Work to do ▸ Using the listing below, report all lines holding the word "performer".

Entries provided ▸

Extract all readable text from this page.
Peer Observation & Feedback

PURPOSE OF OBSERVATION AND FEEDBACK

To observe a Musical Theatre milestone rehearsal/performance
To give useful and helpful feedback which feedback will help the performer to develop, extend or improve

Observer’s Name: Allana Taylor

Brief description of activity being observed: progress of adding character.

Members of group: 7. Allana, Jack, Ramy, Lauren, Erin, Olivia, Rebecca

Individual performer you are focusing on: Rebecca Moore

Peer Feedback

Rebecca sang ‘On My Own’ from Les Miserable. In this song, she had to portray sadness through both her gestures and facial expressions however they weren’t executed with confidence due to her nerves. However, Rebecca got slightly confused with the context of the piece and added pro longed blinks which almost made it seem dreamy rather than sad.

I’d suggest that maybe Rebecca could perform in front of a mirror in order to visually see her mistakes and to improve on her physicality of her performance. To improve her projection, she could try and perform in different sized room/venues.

Reply ▸
To give useful and helpful feedback which feedback will help the performer to develop, extend or improve
Individual performer you are focusing on: Rebecca Moore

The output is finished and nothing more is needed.